**Work order 1**
Read the text on OneRun workers and say whether each statement agrees with it, answering yes or no and quoting the deciding words of the text: (a) Workers run as part of the OneRun platform itself. (b) The entrypoint function handles individual conversations. (c) A worker handles only one conversation at a time.
**Work order 2**
Revise the text on OneRun workers from "Local Development" to "for assigned conversations.", putting "Go" in place of "Python".
**Work order 3**
Pick up the text on OneRun workers after its final sentence and continue it.

**Text shown**
■ ■ ■ ■ ■

While OneRun manages simulations, personas, and evaluations, Workers are where your agent’s intelligence lives. They:
  • Poll for conversations assigned to your agent during active simulations
  • Implement conversation logic using any AI framework or model
  • Handle turn-by-turn exchanges between personas and your agent
  • Run independently from the OneRun platform as separate processes

How Workers Function

Workers operate on a polling model:
  1. Poll for Tasks - Continuously check for new conversations assigned to your agent
  2. Process Conversations - Handle the actual conversation logic and AI responses
  3. Exchange Messages - Send and receive messages with personas through the OneRun API
  4. Manage Concurrency - Handle multiple conversations simultaneously
  5. Report Status - Update conversation status as they progress

Worker Architecture

Entrypoint Function

The core of every worker is an entrypoint function that handles individual conversations:
async def entrypoint(ctx: RunConversationContext) -> None:
    # Your conversation logic here
    print(f"Processing conversation: {ctx.conversation_id}")
    
    # Access conversation context
    project_id = ctx.project_id
    simulation_id = ctx.simulation_id
    conversation_id = ctx.conversation_id

Worker Configuration

Workers are configured with essential parameters:
  • Client - OneRun API client for communication
  • Project ID - Which project the worker serves
  • Agent ID - Which agent this worker implements
  • Entrypoint - The function that handles conversations

Conversation Flow

Workers manage conversations through a request-response cycle:
  1. Receive Context - Get conversation details from OneRun
  2. Generate Response - Use your AI model to create agent responses
  3. Send to Persona - Submit response and receive persona’s reply
  4. Continue or End - Loop until conversation completes naturally

Deployment Patterns

Local Development

Workers run as separate Python processes during development, connecting to your local OneRun instance to poll for assigned conversations.

■ ■ ■ ■ ■

**Records**
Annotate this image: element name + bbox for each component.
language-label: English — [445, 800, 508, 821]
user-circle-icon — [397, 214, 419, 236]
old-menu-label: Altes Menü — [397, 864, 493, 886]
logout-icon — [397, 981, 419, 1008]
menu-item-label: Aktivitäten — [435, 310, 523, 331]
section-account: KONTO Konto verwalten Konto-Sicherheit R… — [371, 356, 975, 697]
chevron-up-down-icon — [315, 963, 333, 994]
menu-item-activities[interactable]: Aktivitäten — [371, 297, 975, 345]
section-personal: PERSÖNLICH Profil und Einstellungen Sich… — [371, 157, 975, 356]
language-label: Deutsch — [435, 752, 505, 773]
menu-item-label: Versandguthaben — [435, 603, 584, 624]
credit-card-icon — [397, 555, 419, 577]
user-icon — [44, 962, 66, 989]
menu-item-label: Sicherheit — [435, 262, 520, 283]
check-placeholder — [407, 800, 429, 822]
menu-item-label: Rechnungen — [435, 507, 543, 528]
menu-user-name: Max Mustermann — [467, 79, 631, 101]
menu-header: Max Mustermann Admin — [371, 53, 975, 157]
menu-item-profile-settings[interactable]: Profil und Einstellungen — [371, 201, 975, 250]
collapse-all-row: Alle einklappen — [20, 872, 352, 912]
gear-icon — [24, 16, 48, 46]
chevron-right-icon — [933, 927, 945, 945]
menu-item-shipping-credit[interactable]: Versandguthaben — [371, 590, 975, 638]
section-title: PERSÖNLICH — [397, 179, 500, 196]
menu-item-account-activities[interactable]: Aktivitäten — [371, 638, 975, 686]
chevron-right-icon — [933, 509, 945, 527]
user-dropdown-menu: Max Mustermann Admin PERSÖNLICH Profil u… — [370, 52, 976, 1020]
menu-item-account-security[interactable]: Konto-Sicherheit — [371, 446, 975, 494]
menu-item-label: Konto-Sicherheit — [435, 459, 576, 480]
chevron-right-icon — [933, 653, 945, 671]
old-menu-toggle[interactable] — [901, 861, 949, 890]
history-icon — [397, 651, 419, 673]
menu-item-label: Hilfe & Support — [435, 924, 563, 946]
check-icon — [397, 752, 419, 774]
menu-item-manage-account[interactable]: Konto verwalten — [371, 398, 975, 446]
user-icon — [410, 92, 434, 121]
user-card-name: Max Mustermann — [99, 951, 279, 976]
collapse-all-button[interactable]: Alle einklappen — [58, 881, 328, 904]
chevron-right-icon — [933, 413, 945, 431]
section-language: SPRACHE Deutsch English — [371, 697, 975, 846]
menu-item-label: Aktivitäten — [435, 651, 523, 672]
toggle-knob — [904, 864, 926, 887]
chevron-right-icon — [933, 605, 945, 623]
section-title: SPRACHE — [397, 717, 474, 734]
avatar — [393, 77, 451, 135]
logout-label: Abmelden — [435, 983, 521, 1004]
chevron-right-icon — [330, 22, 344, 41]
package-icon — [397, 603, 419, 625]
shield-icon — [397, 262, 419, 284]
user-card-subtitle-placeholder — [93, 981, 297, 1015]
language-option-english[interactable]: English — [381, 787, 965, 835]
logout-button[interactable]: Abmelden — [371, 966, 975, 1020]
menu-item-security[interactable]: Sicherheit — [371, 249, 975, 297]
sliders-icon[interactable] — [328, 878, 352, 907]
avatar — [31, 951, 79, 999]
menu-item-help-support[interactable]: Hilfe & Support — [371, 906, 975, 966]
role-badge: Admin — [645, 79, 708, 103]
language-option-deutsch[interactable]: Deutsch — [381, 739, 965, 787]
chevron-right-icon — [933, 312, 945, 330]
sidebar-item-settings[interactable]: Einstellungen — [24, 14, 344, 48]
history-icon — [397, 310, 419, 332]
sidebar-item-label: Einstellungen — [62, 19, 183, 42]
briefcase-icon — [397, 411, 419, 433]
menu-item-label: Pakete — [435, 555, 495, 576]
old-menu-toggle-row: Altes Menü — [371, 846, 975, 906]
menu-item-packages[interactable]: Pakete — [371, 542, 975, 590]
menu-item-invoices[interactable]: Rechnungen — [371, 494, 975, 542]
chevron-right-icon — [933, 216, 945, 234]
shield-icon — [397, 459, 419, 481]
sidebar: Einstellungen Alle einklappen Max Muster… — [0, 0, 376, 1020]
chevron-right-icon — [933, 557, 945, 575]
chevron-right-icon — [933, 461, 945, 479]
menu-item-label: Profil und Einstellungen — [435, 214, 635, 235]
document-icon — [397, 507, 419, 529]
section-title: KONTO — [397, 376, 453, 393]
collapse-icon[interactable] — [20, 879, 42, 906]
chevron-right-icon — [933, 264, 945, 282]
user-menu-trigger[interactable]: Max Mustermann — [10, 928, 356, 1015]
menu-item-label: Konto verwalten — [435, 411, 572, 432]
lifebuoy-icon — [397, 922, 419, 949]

■ ■ ■ ■ ■

**Task output 1**
(a) No: "Run independently from the OneRun platform as separate processes"
(b) Yes: "an entrypoint function that handles individual conversations"
(c) No: "Handle multiple conversations simultaneously"

**Task output 2**
Local Development

Workers run as separate Go processes during development, connecting to your local OneRun instance to poll for assigned conversations.

**Task output 3**
Production Deployment

Deploy workers using various patterns:
  • Docker containers for consistent environments
  • Kubernetes pods for scalability and resilience
  • Cloud functions for serverless execution
  • Background services on dedicated servers

Scaling Considerations

Workers support concurrent conversation processing:
  • Multiple workers can serve the same agent for higher throughput
  • Concurrent tasks within a single worker for efficiency
  • Load balancing happens automatically through the polling mechanism

Framework Flexibility

Workers can integrate with any AI framework or service:
  • LangChain for complex agent workflows
  • Direct API calls to AI providers (Anthropic, OpenAI, etc.)
  • Custom models and local inference
  • Hybrid approaches combining multiple AI services

Key Concepts

Polling Model

Workers continuously poll OneRun for new conversation assignments, ensuring reliable message delivery without requiring persistent connections.

Stateless Processing

Each conversation is handled independently, making workers resilient to failures and easy to scale horizontally.

Framework Agnostic

Workers act as adapters between OneRun’s evaluation system and your existing AI infrastructure, regardless of the underlying technology.

Getting Started

Ready to implement your first worker? See the Connecting an Agent guide for step-by-step instructions and complete code examples.
Workers can be implemented in any programming language that can make HTTP API calls, though the Python SDK provides the most convenient integration.